--- begin Stored rows ---

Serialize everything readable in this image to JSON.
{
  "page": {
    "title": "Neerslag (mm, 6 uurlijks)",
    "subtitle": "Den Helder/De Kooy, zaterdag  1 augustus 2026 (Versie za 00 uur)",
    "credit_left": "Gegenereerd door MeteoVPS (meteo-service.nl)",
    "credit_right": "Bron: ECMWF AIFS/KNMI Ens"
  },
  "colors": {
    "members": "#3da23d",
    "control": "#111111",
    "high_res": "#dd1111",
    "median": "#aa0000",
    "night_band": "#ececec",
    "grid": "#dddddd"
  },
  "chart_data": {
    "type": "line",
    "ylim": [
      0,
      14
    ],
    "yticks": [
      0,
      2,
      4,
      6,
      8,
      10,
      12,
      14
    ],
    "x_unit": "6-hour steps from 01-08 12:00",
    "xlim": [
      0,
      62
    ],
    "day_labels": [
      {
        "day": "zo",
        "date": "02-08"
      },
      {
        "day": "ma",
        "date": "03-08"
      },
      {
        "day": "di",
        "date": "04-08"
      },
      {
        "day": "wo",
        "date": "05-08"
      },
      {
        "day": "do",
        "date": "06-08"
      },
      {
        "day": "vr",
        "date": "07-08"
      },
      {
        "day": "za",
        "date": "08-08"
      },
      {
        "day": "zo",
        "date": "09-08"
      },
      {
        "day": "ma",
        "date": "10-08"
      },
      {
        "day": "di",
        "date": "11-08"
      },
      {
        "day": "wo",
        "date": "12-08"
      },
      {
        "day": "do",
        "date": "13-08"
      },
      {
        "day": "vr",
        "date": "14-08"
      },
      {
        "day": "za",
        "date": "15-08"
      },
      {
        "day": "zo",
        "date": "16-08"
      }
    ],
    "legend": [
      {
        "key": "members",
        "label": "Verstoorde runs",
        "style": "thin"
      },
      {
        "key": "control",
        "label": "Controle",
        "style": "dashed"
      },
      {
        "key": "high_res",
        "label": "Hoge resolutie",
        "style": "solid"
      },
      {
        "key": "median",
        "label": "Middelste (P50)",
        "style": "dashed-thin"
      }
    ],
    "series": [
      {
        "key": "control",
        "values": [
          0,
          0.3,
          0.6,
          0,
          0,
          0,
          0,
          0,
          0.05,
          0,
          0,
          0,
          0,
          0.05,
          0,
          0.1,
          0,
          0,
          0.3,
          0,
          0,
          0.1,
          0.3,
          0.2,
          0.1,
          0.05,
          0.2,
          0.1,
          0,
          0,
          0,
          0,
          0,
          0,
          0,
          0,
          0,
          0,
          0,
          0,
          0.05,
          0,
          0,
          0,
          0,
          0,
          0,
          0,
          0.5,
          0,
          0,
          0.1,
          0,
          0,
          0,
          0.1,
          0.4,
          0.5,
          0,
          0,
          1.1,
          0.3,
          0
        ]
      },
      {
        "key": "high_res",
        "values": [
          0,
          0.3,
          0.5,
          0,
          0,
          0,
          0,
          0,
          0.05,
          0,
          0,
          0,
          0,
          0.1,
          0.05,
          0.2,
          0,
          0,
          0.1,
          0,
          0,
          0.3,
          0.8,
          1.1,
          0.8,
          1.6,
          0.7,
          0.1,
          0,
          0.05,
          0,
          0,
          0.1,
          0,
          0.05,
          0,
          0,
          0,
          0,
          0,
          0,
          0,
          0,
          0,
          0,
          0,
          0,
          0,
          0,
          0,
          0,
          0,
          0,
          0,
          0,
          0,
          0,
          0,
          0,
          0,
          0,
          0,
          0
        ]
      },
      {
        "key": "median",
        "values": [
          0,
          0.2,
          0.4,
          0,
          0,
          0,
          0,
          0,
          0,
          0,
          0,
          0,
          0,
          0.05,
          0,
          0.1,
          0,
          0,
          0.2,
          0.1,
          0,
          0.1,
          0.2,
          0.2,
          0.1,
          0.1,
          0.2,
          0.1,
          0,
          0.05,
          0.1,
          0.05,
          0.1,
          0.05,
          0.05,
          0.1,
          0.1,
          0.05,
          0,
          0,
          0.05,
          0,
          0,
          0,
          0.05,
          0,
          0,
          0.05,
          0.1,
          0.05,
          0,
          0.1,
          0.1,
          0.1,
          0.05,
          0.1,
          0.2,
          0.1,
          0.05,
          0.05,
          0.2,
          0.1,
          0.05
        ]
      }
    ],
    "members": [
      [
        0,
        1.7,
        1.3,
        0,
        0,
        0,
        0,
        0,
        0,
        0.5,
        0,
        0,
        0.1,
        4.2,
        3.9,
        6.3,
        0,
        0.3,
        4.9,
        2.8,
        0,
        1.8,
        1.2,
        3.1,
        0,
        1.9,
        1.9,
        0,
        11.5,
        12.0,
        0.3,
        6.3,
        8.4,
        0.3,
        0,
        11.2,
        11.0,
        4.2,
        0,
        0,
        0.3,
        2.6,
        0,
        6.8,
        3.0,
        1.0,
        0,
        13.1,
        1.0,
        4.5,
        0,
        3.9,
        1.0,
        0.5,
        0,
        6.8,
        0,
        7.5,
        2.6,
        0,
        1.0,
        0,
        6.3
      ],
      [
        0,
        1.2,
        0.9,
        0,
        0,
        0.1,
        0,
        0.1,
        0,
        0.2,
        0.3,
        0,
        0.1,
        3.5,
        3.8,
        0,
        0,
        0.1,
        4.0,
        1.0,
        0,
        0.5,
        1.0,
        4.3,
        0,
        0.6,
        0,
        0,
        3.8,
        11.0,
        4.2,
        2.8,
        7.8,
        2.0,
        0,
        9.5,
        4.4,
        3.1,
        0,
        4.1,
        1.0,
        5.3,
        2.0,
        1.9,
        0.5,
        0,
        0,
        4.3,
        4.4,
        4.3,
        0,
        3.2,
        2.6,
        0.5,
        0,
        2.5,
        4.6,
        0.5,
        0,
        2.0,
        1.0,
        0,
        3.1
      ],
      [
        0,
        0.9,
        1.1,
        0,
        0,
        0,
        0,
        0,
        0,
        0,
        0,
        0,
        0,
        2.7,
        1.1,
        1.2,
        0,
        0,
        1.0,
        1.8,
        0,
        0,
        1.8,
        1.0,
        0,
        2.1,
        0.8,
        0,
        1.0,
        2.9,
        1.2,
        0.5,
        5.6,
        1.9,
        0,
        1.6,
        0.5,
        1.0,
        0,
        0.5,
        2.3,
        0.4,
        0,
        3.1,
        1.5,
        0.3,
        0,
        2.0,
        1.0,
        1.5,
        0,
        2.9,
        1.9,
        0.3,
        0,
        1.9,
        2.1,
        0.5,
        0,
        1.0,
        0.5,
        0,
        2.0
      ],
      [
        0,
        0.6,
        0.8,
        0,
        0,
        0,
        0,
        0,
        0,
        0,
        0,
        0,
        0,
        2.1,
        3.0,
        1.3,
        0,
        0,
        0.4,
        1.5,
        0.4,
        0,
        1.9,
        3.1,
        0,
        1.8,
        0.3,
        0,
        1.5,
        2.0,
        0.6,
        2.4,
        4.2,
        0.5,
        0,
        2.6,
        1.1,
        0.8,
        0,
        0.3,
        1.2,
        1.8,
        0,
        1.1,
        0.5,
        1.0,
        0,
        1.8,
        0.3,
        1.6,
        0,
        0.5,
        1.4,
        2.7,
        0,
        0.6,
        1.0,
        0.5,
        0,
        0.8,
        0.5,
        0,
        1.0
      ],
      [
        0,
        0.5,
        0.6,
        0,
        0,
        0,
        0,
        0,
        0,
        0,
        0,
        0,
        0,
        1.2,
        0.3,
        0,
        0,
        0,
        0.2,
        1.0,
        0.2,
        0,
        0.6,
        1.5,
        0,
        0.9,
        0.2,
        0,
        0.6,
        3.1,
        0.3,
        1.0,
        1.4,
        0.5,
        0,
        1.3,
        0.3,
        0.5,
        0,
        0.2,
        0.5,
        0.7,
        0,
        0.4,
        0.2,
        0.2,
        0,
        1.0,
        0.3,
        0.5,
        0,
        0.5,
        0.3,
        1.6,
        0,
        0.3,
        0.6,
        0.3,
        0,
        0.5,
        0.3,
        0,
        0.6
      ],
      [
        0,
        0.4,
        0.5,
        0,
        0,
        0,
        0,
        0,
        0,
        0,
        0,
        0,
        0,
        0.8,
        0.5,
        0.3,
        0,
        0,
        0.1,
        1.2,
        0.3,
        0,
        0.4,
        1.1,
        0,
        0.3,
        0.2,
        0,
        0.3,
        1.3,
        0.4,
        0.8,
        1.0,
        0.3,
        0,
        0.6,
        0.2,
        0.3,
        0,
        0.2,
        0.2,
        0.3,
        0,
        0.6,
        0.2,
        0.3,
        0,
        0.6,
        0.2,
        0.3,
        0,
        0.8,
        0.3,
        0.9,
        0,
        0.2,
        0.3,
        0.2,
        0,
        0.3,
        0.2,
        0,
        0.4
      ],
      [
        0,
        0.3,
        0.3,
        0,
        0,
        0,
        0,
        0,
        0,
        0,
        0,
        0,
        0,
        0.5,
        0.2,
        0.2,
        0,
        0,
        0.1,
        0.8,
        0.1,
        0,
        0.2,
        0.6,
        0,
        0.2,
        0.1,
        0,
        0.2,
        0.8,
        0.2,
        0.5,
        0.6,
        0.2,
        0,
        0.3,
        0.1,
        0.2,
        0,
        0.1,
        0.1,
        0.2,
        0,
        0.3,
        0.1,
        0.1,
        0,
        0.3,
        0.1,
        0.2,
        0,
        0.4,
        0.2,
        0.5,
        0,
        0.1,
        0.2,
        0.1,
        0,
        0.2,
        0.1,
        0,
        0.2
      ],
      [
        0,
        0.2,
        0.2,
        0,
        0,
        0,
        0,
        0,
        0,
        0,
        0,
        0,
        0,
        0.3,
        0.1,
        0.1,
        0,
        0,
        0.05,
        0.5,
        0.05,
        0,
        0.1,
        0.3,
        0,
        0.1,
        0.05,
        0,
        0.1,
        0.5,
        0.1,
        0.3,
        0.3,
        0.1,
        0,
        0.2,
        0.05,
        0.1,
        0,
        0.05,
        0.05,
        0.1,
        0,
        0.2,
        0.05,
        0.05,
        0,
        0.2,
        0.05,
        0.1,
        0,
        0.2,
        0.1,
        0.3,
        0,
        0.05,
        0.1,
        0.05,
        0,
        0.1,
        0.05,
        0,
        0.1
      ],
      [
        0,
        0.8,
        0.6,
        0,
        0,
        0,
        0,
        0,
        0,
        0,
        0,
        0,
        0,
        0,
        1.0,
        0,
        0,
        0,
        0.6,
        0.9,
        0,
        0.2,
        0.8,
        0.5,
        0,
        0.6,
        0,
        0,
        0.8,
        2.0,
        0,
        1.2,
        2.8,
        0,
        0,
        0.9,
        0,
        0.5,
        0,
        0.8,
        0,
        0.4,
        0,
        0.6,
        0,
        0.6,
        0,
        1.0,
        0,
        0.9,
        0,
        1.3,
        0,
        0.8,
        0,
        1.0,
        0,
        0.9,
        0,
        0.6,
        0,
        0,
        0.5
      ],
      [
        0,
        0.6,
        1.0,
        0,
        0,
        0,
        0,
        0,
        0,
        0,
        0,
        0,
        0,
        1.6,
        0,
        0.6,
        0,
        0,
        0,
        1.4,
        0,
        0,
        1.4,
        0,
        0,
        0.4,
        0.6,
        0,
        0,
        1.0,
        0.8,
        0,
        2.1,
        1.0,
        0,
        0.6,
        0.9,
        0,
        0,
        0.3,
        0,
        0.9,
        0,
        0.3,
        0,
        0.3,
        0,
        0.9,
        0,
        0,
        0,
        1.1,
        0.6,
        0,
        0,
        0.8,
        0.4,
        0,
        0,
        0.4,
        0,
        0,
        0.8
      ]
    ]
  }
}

--- end Stored rows ---

» **What is being asked**
Every line above that contains the word "style" should be reported.

» **Task answer**
        "style": "thin"
        "style": "dashed"
        "style": "solid"
        "style": "dashed-thin"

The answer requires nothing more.